━━ Listing

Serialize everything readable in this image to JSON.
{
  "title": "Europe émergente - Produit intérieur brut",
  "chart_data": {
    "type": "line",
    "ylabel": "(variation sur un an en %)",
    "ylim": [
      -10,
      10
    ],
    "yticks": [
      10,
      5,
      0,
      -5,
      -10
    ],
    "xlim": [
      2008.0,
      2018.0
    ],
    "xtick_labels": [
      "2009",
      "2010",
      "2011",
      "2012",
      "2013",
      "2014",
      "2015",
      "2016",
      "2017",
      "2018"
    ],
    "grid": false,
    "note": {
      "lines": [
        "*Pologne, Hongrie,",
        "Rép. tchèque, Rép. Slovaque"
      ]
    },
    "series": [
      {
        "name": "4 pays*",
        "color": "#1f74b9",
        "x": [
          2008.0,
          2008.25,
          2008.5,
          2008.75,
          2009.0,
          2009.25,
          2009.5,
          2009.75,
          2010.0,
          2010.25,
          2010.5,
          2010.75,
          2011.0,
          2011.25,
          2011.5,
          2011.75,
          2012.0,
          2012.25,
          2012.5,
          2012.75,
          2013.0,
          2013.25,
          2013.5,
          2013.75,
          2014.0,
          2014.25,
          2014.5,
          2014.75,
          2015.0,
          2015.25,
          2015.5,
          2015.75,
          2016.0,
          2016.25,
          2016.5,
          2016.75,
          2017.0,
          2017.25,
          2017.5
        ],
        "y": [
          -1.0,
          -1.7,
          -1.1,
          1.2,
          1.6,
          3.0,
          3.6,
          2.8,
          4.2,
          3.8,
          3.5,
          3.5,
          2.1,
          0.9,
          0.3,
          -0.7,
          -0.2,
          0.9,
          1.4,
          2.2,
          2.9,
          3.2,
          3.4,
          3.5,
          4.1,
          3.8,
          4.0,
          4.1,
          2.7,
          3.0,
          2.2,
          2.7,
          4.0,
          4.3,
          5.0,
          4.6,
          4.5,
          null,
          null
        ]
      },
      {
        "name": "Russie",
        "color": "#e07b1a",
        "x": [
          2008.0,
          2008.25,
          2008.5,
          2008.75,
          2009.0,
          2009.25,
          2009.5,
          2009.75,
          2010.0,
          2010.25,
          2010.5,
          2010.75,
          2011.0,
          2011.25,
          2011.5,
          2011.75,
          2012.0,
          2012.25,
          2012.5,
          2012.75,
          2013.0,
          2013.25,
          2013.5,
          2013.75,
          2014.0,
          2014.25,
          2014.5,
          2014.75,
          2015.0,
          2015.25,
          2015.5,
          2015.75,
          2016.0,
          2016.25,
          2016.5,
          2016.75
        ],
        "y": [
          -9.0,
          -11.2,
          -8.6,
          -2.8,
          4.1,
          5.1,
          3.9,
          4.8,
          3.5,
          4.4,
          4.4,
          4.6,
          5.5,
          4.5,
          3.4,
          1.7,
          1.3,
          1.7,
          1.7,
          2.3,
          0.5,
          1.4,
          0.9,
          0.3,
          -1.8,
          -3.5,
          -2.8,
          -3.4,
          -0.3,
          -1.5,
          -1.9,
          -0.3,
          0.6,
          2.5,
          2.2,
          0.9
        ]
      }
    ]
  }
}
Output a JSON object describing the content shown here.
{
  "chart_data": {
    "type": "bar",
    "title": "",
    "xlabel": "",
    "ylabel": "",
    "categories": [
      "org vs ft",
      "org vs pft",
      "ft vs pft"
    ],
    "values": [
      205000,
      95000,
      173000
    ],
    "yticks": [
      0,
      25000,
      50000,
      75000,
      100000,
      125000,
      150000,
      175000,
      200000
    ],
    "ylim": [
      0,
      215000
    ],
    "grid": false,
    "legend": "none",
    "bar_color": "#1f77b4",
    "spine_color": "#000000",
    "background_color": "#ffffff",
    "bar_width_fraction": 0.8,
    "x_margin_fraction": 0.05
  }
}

━━━━

Copy every line that includes the string "title" from the material above.

  "title": "Europe émergente - Produit intérieur brut",
    "title": "",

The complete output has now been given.